— BEGIN —

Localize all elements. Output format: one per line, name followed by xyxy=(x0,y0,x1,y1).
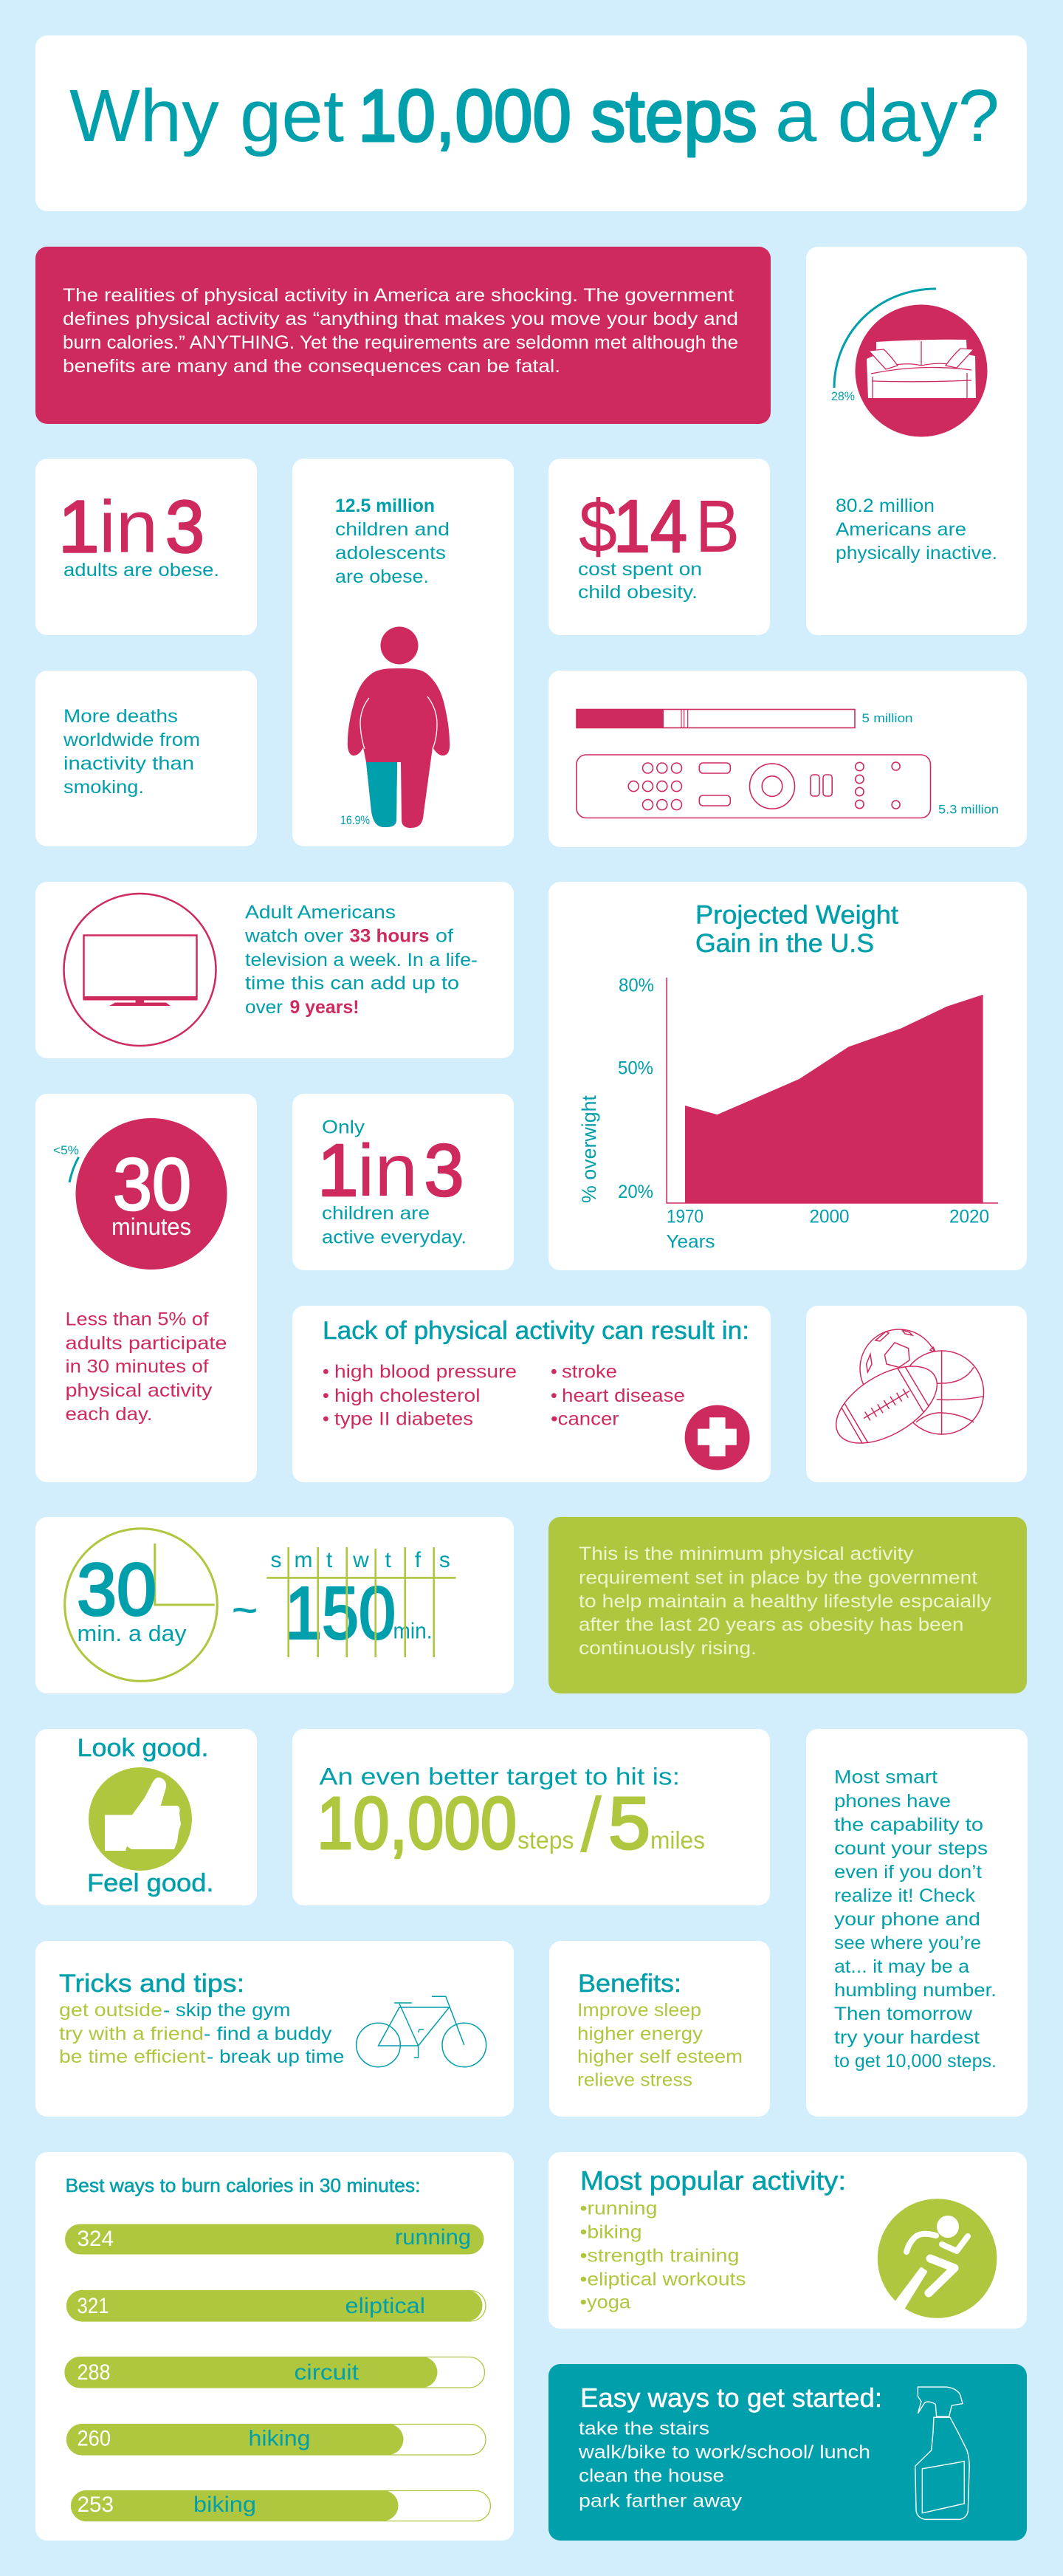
tips list xyxy=(59,2000,344,2067)
stat text: each day. xyxy=(65,1404,152,1425)
stat text: adults participate xyxy=(65,1333,227,1354)
icon: soccer ball, basketball and football xyxy=(823,1329,984,1459)
list: left column: high blood pressure xyxy=(334,1362,517,1383)
stat text xyxy=(65,1309,227,1425)
y axis labels: 50% xyxy=(618,1058,653,1078)
paragraph: Most smart xyxy=(834,1767,938,1787)
stat text: worldwide from xyxy=(63,730,200,750)
icon: cigarette xyxy=(577,709,912,728)
paragraph: at... it may be a xyxy=(834,1956,969,1977)
activities list: •biking xyxy=(580,2222,642,2242)
TV text: 9 years! xyxy=(289,997,359,1018)
title xyxy=(69,75,1000,157)
panel: benefits xyxy=(549,1941,770,2117)
benefits list xyxy=(577,2000,743,2090)
paragraph: Then tomorrow xyxy=(834,2004,973,2024)
big target numbers: steps xyxy=(517,1826,574,1854)
list: left column: high cholesterol xyxy=(334,1385,480,1406)
intro paragraph xyxy=(63,285,738,377)
heading: feel good: Feel good. xyxy=(87,1869,214,1897)
icon: remote control xyxy=(577,755,999,818)
heading: look good: Look good. xyxy=(77,1734,208,1762)
TV text: of xyxy=(436,926,453,947)
icon: week calendar with 150 min: t xyxy=(326,1548,333,1572)
x axis labels: 1970 xyxy=(667,1207,703,1227)
icon: spray bottle xyxy=(915,2387,969,2519)
x axis labels: Years xyxy=(666,1232,715,1253)
heading: Easy ways to get started: xyxy=(580,2383,882,2413)
icon: remote control: 5.3 million xyxy=(938,802,999,817)
icon: runner xyxy=(878,2199,997,2318)
icon: week calendar with 150 min: s xyxy=(270,1548,282,1572)
big stat: 1 in 3: 1 xyxy=(317,1129,359,1212)
panel: television xyxy=(35,882,514,1058)
paragraph: see where you’re xyxy=(834,1933,981,1953)
big stat: $14 B xyxy=(579,485,740,568)
stat text: physically inactive. xyxy=(836,543,997,564)
list: left column: type II diabetes xyxy=(334,1409,473,1430)
icon: week calendar with 150 min: w xyxy=(352,1548,369,1572)
list: right column: • xyxy=(551,1385,557,1406)
icon: clock with 30 min xyxy=(65,1529,217,1681)
icon: sofa in circle with 28% arc xyxy=(831,289,988,437)
panel: most popular activity xyxy=(548,2152,1027,2329)
list: right column xyxy=(551,1362,685,1430)
TV text: 33 hours xyxy=(350,926,430,947)
bar: eliptical: eliptical xyxy=(345,2294,425,2318)
bar: biking: 253 xyxy=(77,2493,114,2517)
suggestions list: park farther away xyxy=(579,2490,743,2511)
big stat: 1 in 3: in xyxy=(99,486,158,569)
panel: better target xyxy=(292,1729,770,1905)
list: right column: heart disease xyxy=(562,1385,685,1406)
bar: biking: biking xyxy=(193,2493,256,2517)
suggestions list: walk/bike to work/school/ lunch xyxy=(578,2442,870,2462)
icon: bicycle xyxy=(357,1996,486,2067)
bar: eliptical: 321 xyxy=(77,2294,109,2318)
activities list: •yoga xyxy=(580,2292,630,2313)
panel: tricks and tips xyxy=(35,1941,514,2117)
list: left column xyxy=(323,1362,517,1430)
paragraph: This is the minimum physical activity xyxy=(579,1544,914,1564)
stat text: More deaths xyxy=(63,706,178,727)
panel: look good feel good xyxy=(35,1729,257,1905)
tilde: ~ xyxy=(232,1592,258,1628)
caption xyxy=(322,1203,467,1248)
Only label: Only xyxy=(322,1117,365,1137)
big target numbers: / xyxy=(580,1782,602,1868)
stat text xyxy=(63,706,200,798)
TV text: time this can add up to xyxy=(245,973,459,994)
paragraph: even if you don’t xyxy=(834,1862,982,1883)
paragraph: count your steps xyxy=(834,1838,988,1859)
icon: week calendar with 150 min: t xyxy=(385,1548,392,1572)
big stat: 1 in 3 xyxy=(58,486,204,569)
caption: cost spent on xyxy=(578,559,702,580)
bar: circuit xyxy=(65,2357,484,2388)
TV text: Adult Americans xyxy=(245,902,396,923)
icon: week calendar with 150 min: s xyxy=(439,1548,450,1572)
chart title xyxy=(695,901,898,958)
stat text: physical activity xyxy=(65,1380,213,1401)
activities list xyxy=(580,2198,746,2313)
bar: running xyxy=(65,2224,484,2254)
stat text: Less than 5% of xyxy=(65,1309,209,1329)
intro paragraph: burn calories.” ANYTHING. Yet the requirements are seldomn met although the xyxy=(63,332,738,353)
list: left column: • xyxy=(323,1409,329,1430)
paragraph: try your hardest xyxy=(834,2027,980,2048)
big stat: 1 in 3: 3 xyxy=(424,1129,464,1212)
paragraph: the capability to xyxy=(834,1815,983,1835)
list: right column: stroke xyxy=(562,1362,617,1383)
caption: adults are obese. xyxy=(63,560,219,580)
list: right column: • xyxy=(551,1362,557,1383)
benefits list: relieve stress xyxy=(577,2069,692,2090)
suggestions list: take the stairs xyxy=(579,2418,709,2439)
paragraph: after the last 20 years as obesity has been xyxy=(579,1614,964,1635)
heading: Best ways to burn calories in 30 minutes: xyxy=(65,2174,421,2196)
stat text: 12.5 million xyxy=(335,496,435,516)
bar: eliptical xyxy=(66,2290,486,2321)
y axis labels: 20% xyxy=(618,1182,653,1202)
heading: Benefits: xyxy=(578,1970,681,1998)
icon: obese figure with 16.9% highlighted xyxy=(340,626,450,828)
big stat: $14 B: 14 xyxy=(613,485,687,568)
tips list: - find a buddy xyxy=(204,2024,332,2044)
chart title: Projected Weight xyxy=(695,901,898,929)
y axis labels xyxy=(578,975,654,1203)
activities list: •running xyxy=(580,2198,657,2219)
tips list: be time efficient xyxy=(59,2046,206,2067)
stat text xyxy=(335,496,450,587)
stat text: adolescents xyxy=(335,543,446,564)
icon: week calendar with 150 min: m xyxy=(294,1548,313,1572)
big target numbers: miles xyxy=(650,1826,705,1854)
TV text: television a week. In a life- xyxy=(245,950,478,970)
bar: running: 324 xyxy=(77,2227,114,2251)
bar: circuit: 288 xyxy=(77,2360,111,2385)
tips list: - skip the gym xyxy=(163,2000,291,2021)
intro paragraph: defines physical activity as “anything that makes you move your body and xyxy=(63,309,738,329)
title: a day? xyxy=(775,75,1000,157)
icon: 30 minutes circle xyxy=(53,1118,227,1270)
stat text: in 30 minutes of xyxy=(65,1356,209,1377)
caption: active everyday. xyxy=(322,1227,467,1248)
TV text: watch over xyxy=(244,926,343,947)
suggestions list xyxy=(578,2418,870,2511)
icon: sofa in circle with 28% arc: 28% xyxy=(831,389,855,403)
panel: sports balls xyxy=(806,1306,1027,1482)
paragraph: continuously rising. xyxy=(579,1638,757,1659)
caption: child obesity. xyxy=(578,582,698,603)
title: 10,000 steps xyxy=(358,75,757,157)
big stat: 1 in 3 xyxy=(317,1129,464,1212)
paragraph: your phone and xyxy=(834,1909,980,1930)
panel: 30 minutes adults xyxy=(35,1094,257,1482)
chart title: Gain in the U.S xyxy=(695,929,874,958)
big target numbers: 10,000 xyxy=(317,1782,517,1865)
icon: week calendar with 150 min: 150 xyxy=(285,1572,396,1654)
paragraph: to get 10,000 steps. xyxy=(834,2051,997,2072)
x axis labels: 2020 xyxy=(949,1207,989,1227)
TV text xyxy=(244,902,478,1018)
paragraph: to help maintain a healthy lifestyle espcaially xyxy=(579,1591,992,1611)
big target numbers: 5 xyxy=(608,1782,650,1865)
y axis labels: % overwight xyxy=(578,1095,600,1203)
title: Why get xyxy=(69,75,344,157)
icon: obese figure with 16.9% highlighted: 16.9% xyxy=(340,813,370,827)
caption: children are xyxy=(322,1203,430,1224)
benefits list: Improve sleep xyxy=(577,2000,701,2021)
panel: intro text xyxy=(35,247,771,424)
big stat: $14 B: B xyxy=(695,485,740,568)
panel: best ways to burn calories xyxy=(35,2152,514,2541)
title panel xyxy=(35,35,1027,211)
intro paragraph: benefits are many and the consequences can be fatal. xyxy=(63,356,560,377)
panel: children obese xyxy=(292,459,514,846)
panel: children active xyxy=(292,1094,514,1270)
paragraph xyxy=(834,1767,997,2072)
bar: hiking: 260 xyxy=(77,2427,111,2450)
icon: TV in circle xyxy=(63,894,216,1046)
caption xyxy=(578,559,702,603)
stat text: inactivity than xyxy=(63,753,194,774)
icon: 30 minutes circle: 30 xyxy=(113,1143,191,1226)
area chart xyxy=(667,978,998,1203)
icon: week calendar with 150 min: f xyxy=(415,1548,422,1572)
panel: cigarette vs remote xyxy=(548,671,1027,847)
icon: clock with 30 min: min. a day xyxy=(77,1620,187,1646)
panel: smart phones xyxy=(806,1729,1028,2117)
tips list: - break up time xyxy=(207,2046,344,2067)
tips list: try with a friend xyxy=(59,2024,204,2044)
icon: 30 minutes circle: minutes xyxy=(111,1213,191,1240)
panel: minimum requirement text xyxy=(548,1517,1027,1693)
activities list: •eliptical workouts xyxy=(580,2269,746,2289)
icon: week calendar with 150 min xyxy=(266,1547,456,1657)
big target numbers xyxy=(317,1782,705,1868)
paragraph: phones have xyxy=(834,1791,951,1812)
panel: child obesity cost xyxy=(548,459,770,635)
panel: inactive Americans xyxy=(806,247,1027,635)
paragraph xyxy=(579,1544,992,1659)
TV text: over xyxy=(245,997,283,1018)
lead text: An even better target to hit is: xyxy=(319,1764,680,1790)
bar: biking xyxy=(71,2490,490,2521)
benefits list: higher energy xyxy=(577,2024,703,2044)
stat text: Americans are xyxy=(836,519,966,540)
bar: hiking xyxy=(66,2424,486,2455)
bar: running: running xyxy=(395,2225,471,2250)
big stat: $14 B: $ xyxy=(579,485,617,568)
stat text: 80.2 million xyxy=(836,496,935,516)
bar: hiking: hiking xyxy=(248,2427,310,2450)
x axis labels xyxy=(666,1207,989,1253)
x axis labels: 2000 xyxy=(809,1207,849,1227)
icon: 30 minutes circle: <5% xyxy=(53,1143,79,1157)
stat text: children and xyxy=(335,519,450,540)
list: left column: • xyxy=(323,1362,329,1383)
benefits list: higher self esteem xyxy=(577,2046,743,2067)
stat text: are obese. xyxy=(335,566,429,587)
intro paragraph: The realities of physical activity in America are shocking. The government xyxy=(63,285,734,306)
icon: thumbs up xyxy=(89,1767,192,1871)
heading: Lack of physical activity can result in: xyxy=(323,1317,749,1345)
paragraph: requirement set in place by the government xyxy=(579,1567,977,1588)
bar: circuit: circuit xyxy=(294,2360,360,2385)
icon: cigarette: 5 million xyxy=(862,711,912,725)
big stat: 1 in 3: 3 xyxy=(165,486,204,569)
icon: clock with 30 min: 30 xyxy=(77,1548,156,1631)
panel: adults obese xyxy=(35,459,257,635)
suggestions list: clean the house xyxy=(579,2465,724,2486)
icon: week calendar with 150 min: min. xyxy=(393,1617,433,1644)
stat text: smoking. xyxy=(63,777,144,798)
paragraph: realize it! Check xyxy=(834,1885,976,1906)
heading: Most popular activity: xyxy=(580,2165,846,2196)
panel: 30 min a day equals 150 min a week xyxy=(35,1517,514,1693)
tips list: get outside xyxy=(59,2000,162,2021)
icon: medical cross xyxy=(685,1405,750,1470)
big stat: 1 in 3: in xyxy=(357,1129,418,1212)
heading: Tricks and tips: xyxy=(59,1970,244,1998)
activities list: •strength training xyxy=(580,2245,740,2266)
stat text xyxy=(836,496,997,564)
list: right column: •cancer xyxy=(551,1409,619,1430)
panel: easy ways to get started xyxy=(548,2364,1027,2541)
paragraph: humbling number. xyxy=(834,1980,997,2001)
y axis labels: 80% xyxy=(619,975,654,996)
big stat: 1 in 3: 1 xyxy=(58,486,100,569)
panel: deaths from inactivity xyxy=(35,671,257,846)
panel: projected weight gain chart xyxy=(548,882,1027,1270)
list: left column: • xyxy=(323,1385,329,1406)
panel: consequences of inactivity xyxy=(292,1306,771,1482)
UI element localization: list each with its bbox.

— END —

What you have to do => Return the lines of the material verbatim, starting at the line containing "tips list xyxy=(59,2000,344,2067)" and ending at the line containing "TV text: 33 hours xyxy=(350,926,430,947)", both included.

Problem solution =>
tips list xyxy=(59,2000,344,2067)
stat text: each day. xyxy=(65,1404,152,1425)
stat text: adults participate xyxy=(65,1333,227,1354)
icon: soccer ball, basketball and football xyxy=(823,1329,984,1459)
list: left column: high blood pressure xyxy=(334,1362,517,1383)
stat text xyxy=(65,1309,227,1425)
y axis labels: 50% xyxy=(618,1058,653,1078)
paragraph: Most smart xyxy=(834,1767,938,1787)
stat text: worldwide from xyxy=(63,730,200,750)
icon: cigarette xyxy=(577,709,912,728)
paragraph: at... it may be a xyxy=(834,1956,969,1977)
activities list: •biking xyxy=(580,2222,642,2242)
TV text: 9 years! xyxy=(289,997,359,1018)
title xyxy=(69,75,1000,157)
panel: benefits xyxy=(549,1941,770,2117)
benefits list xyxy=(577,2000,743,2090)
paragraph: Then tomorrow xyxy=(834,2004,973,2024)
big target numbers: steps xyxy=(517,1826,574,1854)
list: left column: high cholesterol xyxy=(334,1385,480,1406)
intro paragraph xyxy=(63,285,738,377)
heading: feel good: Feel good. xyxy=(87,1869,214,1897)
icon: remote control xyxy=(577,755,999,818)
heading: look good: Look good. xyxy=(77,1734,208,1762)
TV text: of xyxy=(436,926,453,947)
icon: week calendar with 150 min: t xyxy=(326,1548,333,1572)
x axis labels: 1970 xyxy=(667,1207,703,1227)
icon: spray bottle xyxy=(915,2387,969,2519)
x axis labels: Years xyxy=(666,1232,715,1253)
heading: Easy ways to get started: xyxy=(580,2383,882,2413)
icon: remote control: 5.3 million xyxy=(938,802,999,817)
icon: runner xyxy=(878,2199,997,2318)
icon: week calendar with 150 min: s xyxy=(270,1548,282,1572)
big stat: 1 in 3: 1 xyxy=(317,1129,359,1212)
panel: television xyxy=(35,882,514,1058)
paragraph: see where you’re xyxy=(834,1933,981,1953)
big stat: $14 B xyxy=(579,485,740,568)
stat text: physically inactive. xyxy=(836,543,997,564)
list: left column: type II diabetes xyxy=(334,1409,473,1430)
icon: week calendar with 150 min: w xyxy=(352,1548,369,1572)
list: right column: • xyxy=(551,1385,557,1406)
icon: clock with 30 min xyxy=(65,1529,217,1681)
icon: sofa in circle with 28% arc xyxy=(831,289,988,437)
panel: most popular activity xyxy=(548,2152,1027,2329)
list: right column xyxy=(551,1362,685,1430)
TV text: 33 hours xyxy=(350,926,430,947)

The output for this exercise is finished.